# THE TASK
Find the lines of data that contain the string "ylabel", then list them.

── EXTRACTED MATERIAL ──

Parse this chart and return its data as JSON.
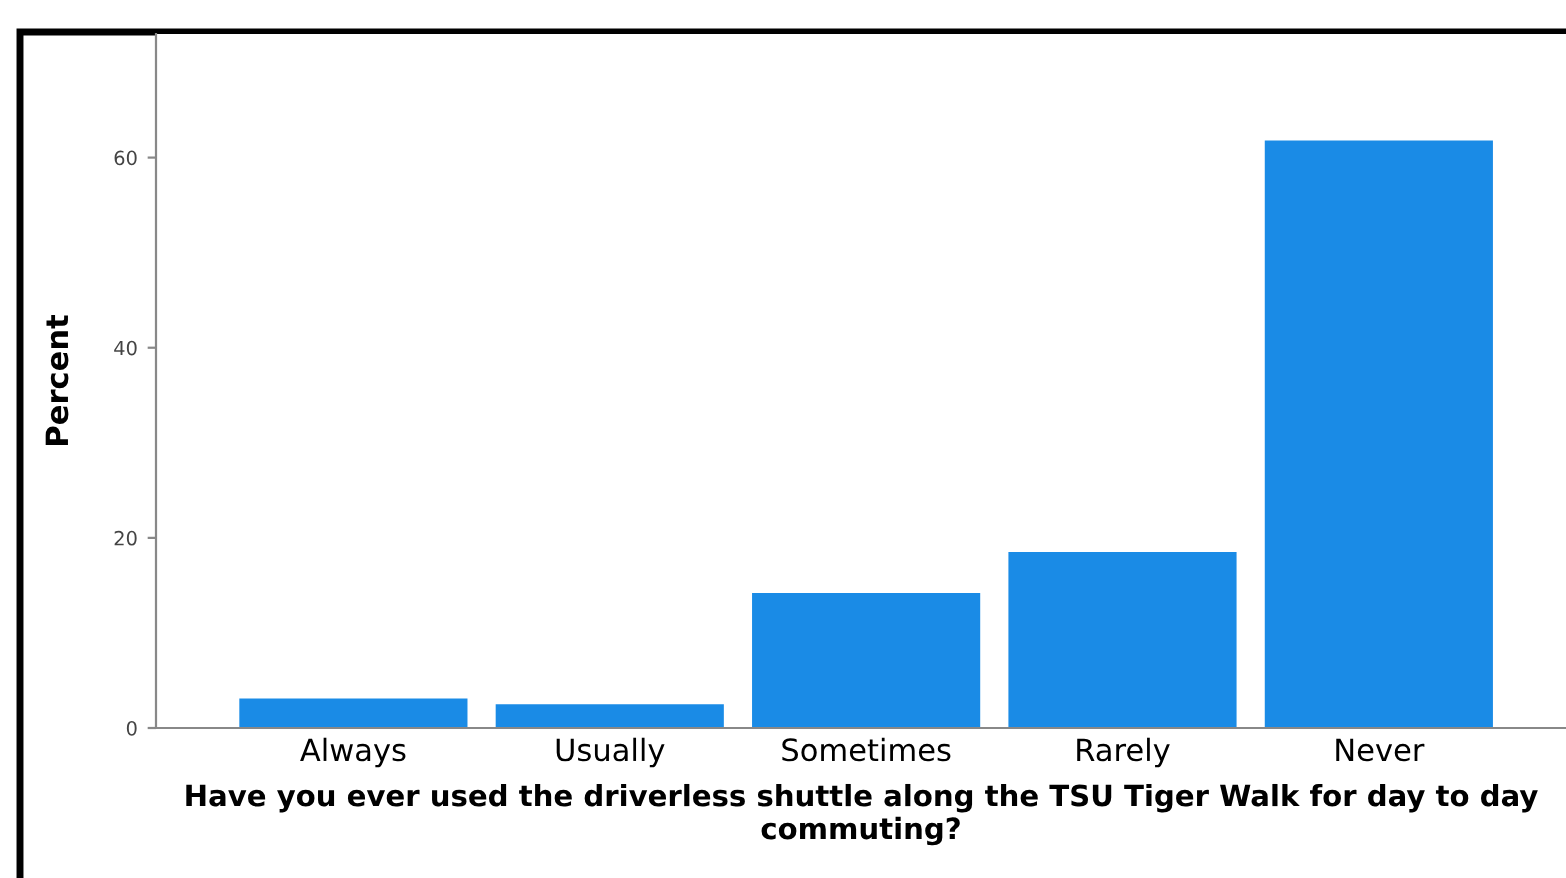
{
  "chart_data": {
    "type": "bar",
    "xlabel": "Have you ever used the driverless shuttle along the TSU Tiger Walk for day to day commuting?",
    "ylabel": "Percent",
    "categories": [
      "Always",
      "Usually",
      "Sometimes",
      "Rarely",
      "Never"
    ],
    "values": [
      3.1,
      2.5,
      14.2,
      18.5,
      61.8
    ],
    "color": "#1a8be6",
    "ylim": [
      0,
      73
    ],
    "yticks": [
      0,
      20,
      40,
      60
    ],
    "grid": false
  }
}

───
── EXTRACTED MATERIAL ──

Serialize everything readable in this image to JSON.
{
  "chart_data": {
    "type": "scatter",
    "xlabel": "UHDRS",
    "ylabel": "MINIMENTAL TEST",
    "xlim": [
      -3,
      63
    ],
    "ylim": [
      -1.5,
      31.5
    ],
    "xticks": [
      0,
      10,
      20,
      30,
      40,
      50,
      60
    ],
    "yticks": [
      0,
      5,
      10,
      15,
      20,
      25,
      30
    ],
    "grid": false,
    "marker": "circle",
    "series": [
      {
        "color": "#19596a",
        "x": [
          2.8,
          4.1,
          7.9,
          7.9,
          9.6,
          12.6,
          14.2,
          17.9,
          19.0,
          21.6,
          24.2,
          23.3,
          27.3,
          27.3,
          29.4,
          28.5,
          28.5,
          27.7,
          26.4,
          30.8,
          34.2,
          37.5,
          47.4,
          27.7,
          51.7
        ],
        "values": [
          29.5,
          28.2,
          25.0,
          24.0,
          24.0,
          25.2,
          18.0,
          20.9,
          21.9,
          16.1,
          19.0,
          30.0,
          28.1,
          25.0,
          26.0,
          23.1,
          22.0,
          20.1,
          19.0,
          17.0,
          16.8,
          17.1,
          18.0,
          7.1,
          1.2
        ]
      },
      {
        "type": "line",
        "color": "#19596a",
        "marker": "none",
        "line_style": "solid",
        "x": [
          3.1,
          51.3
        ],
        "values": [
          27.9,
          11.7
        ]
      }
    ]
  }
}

───

# EXPECTED OUTPUT
    "ylabel": "Percent",
    "ylabel": "MINIMENTAL TEST",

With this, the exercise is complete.